## Work to do:
[1] From the parallel programming text, extract everything from "You can also" down to "handling the work.".
[2] Please say whether each statement (a), (b), (c) agrees with the parallel programming text, answering yes or no and quoting the deciding words. (a) Data parallelism is called the simplest case in parallel programming. (b) Pure task parallelism is easy to find. (c) In the hybrid example, three "individuals" are assigned to task D.

## Excerpt:
There are some key points to develop a good parallelizable program that can be scalable easily and safely. These points are important regardless you use a high-level threading library, such as TBB, or pure threading solution, such as PThreads.

Parallel programming starts by thinking parallel. It’d better if you approach to the problem in a parallel manner, rather than turning your single-CPU-based design and code into a parallel one.

There are some key concepts for thinking, designing, and coding parallel:


Decomposition is about decomposing your problem into concurrent tasks. “concurrent tasks” here mean tasks that can run parallel (at the same time). This is the first thing to do before you design parallel.

We can decompose our problem either in the form of data (data on which we can operate concurrent/parallel), or in the form of task (tasks on which we can operate concurrent/parallel).

Data parallelism is about applying the same transformation (operation) to each piece of data. So, here the data changes, but the operation on the data pieces are always the same, i.e., capitalizing the all characters in a string (Here, we apply the same capitalizing task concurrently to each char element of the string). This is the simplest case you can face in parallel programming.

Task parallelism is about applying different operations to the same data set concurrently, i.e. computing average, standard deviation, and geometric mean of the same set of number.

Pure task parallelism is hard to find. Usually, it is found with data parallelism. We call this special case (task and data parallelism together) as pipelining. In this case, many independent tasks are applied to a steam of data, i.e. automobile assembly lines. Different items can pass through the different stages concurrently and pipelining can give you more opportunity, since you can reroute data or skip steps in special cases. The stream of data flow through the pipeline and a little work is handled at each step.

You can consider pipelining and data parallelism together and have coarse-grained parallelism that each individual (you can consider these “individuals” as the cores of the CPU) will apply the same pipeline of tasks for different data piece concurrently.

You can also divide and group your “individuals” and get a hybrid of data and task parallelism. In this case, one “individual” is assigned to tasks A and B, one “individual” is assigned to task C, and 3 “individuals” are assigned to a heavy task, task D.

As you can see, for achieving to parallelism, you need to:

  • Balance the work load (assigning and moving (if necessary) the “individuals” around
  • Split up a task to more “individuals” (if necessary)

Thus, you need to define tasks and data into a level that you can explain and then split or combine the data, so you can match up with the available resource for handling the work.

TBB works in a similar way, but makes the things easier for you. TBB requires you to specify tasks and how to split them. For example, if you face with a data-parallel task, then you define a single task that you will give all the data. This task is split up automatically by TBB to use the available hardware parallelism.

## Source data:
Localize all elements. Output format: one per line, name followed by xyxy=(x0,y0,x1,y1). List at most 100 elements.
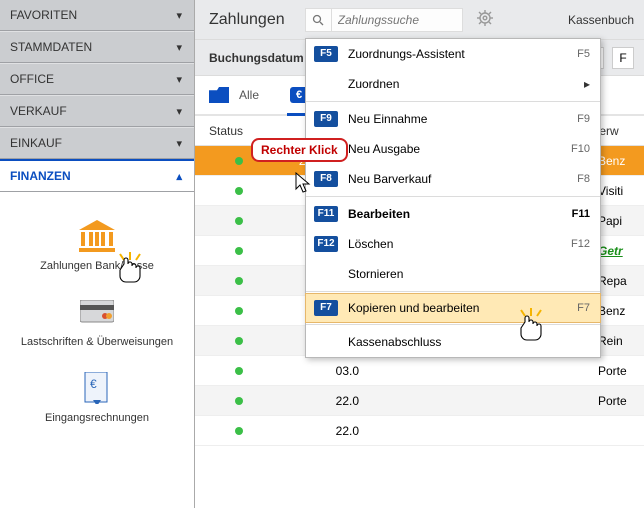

## The answers:
[1]
You can also divide and group your “individuals” and get a hybrid of data and task parallelism. In this case, one “individual” is assigned to tasks A and B, one “individual” is assigned to task C, and 3 “individuals” are assigned to a heavy task, task D.

As you can see, for achieving to parallelism, you need to:

  • Balance the work load (assigning and moving (if necessary) the “individuals” around
  • Split up a task to more “individuals” (if necessary)

Thus, you need to define tasks and data into a level that you can explain and then split or combine the data, so you can match up with the available resource for handling the work.

[2]
(a) Yes: "This is the simplest case you can face in parallel programming."
(b) No: "Pure task parallelism is hard to find."
(c) Yes: "3 “individuals” are assigned to a heavy task, task D."